**Directive:** The data must be written out once more, precisely as given.

**Task material:**
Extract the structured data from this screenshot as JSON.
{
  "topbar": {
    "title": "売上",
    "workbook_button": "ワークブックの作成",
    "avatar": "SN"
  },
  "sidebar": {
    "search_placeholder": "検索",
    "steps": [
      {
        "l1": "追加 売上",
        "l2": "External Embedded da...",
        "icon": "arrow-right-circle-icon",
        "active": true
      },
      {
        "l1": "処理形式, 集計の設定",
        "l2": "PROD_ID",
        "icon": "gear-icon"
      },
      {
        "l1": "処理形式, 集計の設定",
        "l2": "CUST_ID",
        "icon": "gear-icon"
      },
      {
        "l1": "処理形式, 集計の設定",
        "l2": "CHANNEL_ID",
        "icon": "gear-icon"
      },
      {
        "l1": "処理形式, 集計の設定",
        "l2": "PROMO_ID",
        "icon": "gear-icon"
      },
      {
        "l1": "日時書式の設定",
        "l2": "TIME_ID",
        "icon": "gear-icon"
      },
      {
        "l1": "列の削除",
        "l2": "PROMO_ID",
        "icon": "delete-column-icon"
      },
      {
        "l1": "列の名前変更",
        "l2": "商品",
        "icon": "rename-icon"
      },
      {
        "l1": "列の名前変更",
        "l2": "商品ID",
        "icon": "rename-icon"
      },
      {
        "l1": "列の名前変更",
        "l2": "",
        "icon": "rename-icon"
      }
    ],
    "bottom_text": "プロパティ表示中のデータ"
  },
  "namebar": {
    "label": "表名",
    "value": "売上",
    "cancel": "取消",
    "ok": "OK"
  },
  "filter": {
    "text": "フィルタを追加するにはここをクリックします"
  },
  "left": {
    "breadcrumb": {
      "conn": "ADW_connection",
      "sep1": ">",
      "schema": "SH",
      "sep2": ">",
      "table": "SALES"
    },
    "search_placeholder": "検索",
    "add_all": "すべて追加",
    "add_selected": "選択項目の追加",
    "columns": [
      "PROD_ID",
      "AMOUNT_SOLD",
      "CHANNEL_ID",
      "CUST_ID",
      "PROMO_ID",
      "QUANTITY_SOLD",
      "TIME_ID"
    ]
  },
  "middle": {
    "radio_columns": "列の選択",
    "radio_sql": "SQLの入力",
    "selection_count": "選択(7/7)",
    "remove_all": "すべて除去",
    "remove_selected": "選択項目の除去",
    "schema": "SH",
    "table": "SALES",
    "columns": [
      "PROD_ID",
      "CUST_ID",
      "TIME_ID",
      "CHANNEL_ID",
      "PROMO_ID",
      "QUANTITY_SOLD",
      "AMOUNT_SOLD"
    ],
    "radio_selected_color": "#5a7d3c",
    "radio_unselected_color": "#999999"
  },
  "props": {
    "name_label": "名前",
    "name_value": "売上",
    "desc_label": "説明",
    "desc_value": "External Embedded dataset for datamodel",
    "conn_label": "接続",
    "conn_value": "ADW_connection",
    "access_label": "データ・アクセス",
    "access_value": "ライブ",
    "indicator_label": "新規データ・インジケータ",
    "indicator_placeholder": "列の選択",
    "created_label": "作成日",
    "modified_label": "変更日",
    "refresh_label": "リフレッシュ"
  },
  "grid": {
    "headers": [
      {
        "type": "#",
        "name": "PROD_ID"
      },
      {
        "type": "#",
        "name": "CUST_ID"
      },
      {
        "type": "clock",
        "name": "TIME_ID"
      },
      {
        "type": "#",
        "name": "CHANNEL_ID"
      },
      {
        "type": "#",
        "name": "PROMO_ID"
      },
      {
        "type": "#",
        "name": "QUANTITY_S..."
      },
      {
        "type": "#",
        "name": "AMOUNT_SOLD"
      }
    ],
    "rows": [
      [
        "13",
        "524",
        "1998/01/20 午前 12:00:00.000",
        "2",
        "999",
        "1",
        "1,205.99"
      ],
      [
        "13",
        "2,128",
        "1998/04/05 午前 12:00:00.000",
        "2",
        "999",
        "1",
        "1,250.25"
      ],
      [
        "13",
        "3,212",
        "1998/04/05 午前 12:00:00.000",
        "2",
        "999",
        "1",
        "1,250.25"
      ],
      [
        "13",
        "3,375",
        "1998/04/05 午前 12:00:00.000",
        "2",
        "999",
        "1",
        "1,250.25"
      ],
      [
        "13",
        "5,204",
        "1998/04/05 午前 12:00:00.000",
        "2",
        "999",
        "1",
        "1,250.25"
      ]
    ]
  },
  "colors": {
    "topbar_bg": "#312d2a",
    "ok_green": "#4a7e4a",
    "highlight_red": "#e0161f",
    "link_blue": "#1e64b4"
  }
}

**Full output:**
Extract the structured data from this screenshot as JSON.
{
  "topbar": {
    "title": "売上",
    "workbook_button": "ワークブックの作成",
    "avatar": "SN"
  },
  "sidebar": {
    "search_placeholder": "検索",
    "steps": [
      {
        "l1": "追加 売上",
        "l2": "External Embedded da...",
        "icon": "arrow-right-circle-icon",
        "active": true
      },
      {
        "l1": "処理形式, 集計の設定",
        "l2": "PROD_ID",
        "icon": "gear-icon"
      },
      {
        "l1": "処理形式, 集計の設定",
        "l2": "CUST_ID",
        "icon": "gear-icon"
      },
      {
        "l1": "処理形式, 集計の設定",
        "l2": "CHANNEL_ID",
        "icon": "gear-icon"
      },
      {
        "l1": "処理形式, 集計の設定",
        "l2": "PROMO_ID",
        "icon": "gear-icon"
      },
      {
        "l1": "日時書式の設定",
        "l2": "TIME_ID",
        "icon": "gear-icon"
      },
      {
        "l1": "列の削除",
        "l2": "PROMO_ID",
        "icon": "delete-column-icon"
      },
      {
        "l1": "列の名前変更",
        "l2": "商品",
        "icon": "rename-icon"
      },
      {
        "l1": "列の名前変更",
        "l2": "商品ID",
        "icon": "rename-icon"
      },
      {
        "l1": "列の名前変更",
        "l2": "",
        "icon": "rename-icon"
      }
    ],
    "bottom_text": "プロパティ表示中のデータ"
  },
  "namebar": {
    "label": "表名",
    "value": "売上",
    "cancel": "取消",
    "ok": "OK"
  },
  "filter": {
    "text": "フィルタを追加するにはここをクリックします"
  },
  "left": {
    "breadcrumb": {
      "conn": "ADW_connection",
      "sep1": ">",
      "schema": "SH",
      "sep2": ">",
      "table": "SALES"
    },
    "search_placeholder": "検索",
    "add_all": "すべて追加",
    "add_selected": "選択項目の追加",
    "columns": [
      "PROD_ID",
      "AMOUNT_SOLD",
      "CHANNEL_ID",
      "CUST_ID",
      "PROMO_ID",
      "QUANTITY_SOLD",
      "TIME_ID"
    ]
  },
  "middle": {
    "radio_columns": "列の選択",
    "radio_sql": "SQLの入力",
    "selection_count": "選択(7/7)",
    "remove_all": "すべて除去",
    "remove_selected": "選択項目の除去",
    "schema": "SH",
    "table": "SALES",
    "columns": [
      "PROD_ID",
      "CUST_ID",
      "TIME_ID",
      "CHANNEL_ID",
      "PROMO_ID",
      "QUANTITY_SOLD",
      "AMOUNT_SOLD"
    ],
    "radio_selected_color": "#5a7d3c",
    "radio_unselected_color": "#999999"
  },
  "props": {
    "name_label": "名前",
    "name_value": "売上",
    "desc_label": "説明",
    "desc_value": "External Embedded dataset for datamodel",
    "conn_label": "接続",
    "conn_value": "ADW_connection",
    "access_label": "データ・アクセス",
    "access_value": "ライブ",
    "indicator_label": "新規データ・インジケータ",
    "indicator_placeholder": "列の選択",
    "created_label": "作成日",
    "modified_label": "変更日",
    "refresh_label": "リフレッシュ"
  },
  "grid": {
    "headers": [
      {
        "type": "#",
        "name": "PROD_ID"
      },
      {
        "type": "#",
        "name": "CUST_ID"
      },
      {
        "type": "clock",
        "name": "TIME_ID"
      },
      {
        "type": "#",
        "name": "CHANNEL_ID"
      },
      {
        "type": "#",
        "name": "PROMO_ID"
      },
      {
        "type": "#",
        "name": "QUANTITY_S..."
      },
      {
        "type": "#",
        "name": "AMOUNT_SOLD"
      }
    ],
    "rows": [
      [
        "13",
        "524",
        "1998/01/20 午前 12:00:00.000",
        "2",
        "999",
        "1",
        "1,205.99"
      ],
      [
        "13",
        "2,128",
        "1998/04/05 午前 12:00:00.000",
        "2",
        "999",
        "1",
        "1,250.25"
      ],
      [
        "13",
        "3,212",
        "1998/04/05 午前 12:00:00.000",
        "2",
        "999",
        "1",
        "1,250.25"
      ],
      [
        "13",
        "3,375",
        "1998/04/05 午前 12:00:00.000",
        "2",
        "999",
        "1",
        "1,250.25"
      ],
      [
        "13",
        "5,204",
        "1998/04/05 午前 12:00:00.000",
        "2",
        "999",
        "1",
        "1,250.25"
      ]
    ]
  },
  "colors": {
    "topbar_bg": "#312d2a",
    "ok_green": "#4a7e4a",
    "highlight_red": "#e0161f",
    "link_blue": "#1e64b4"
  }
}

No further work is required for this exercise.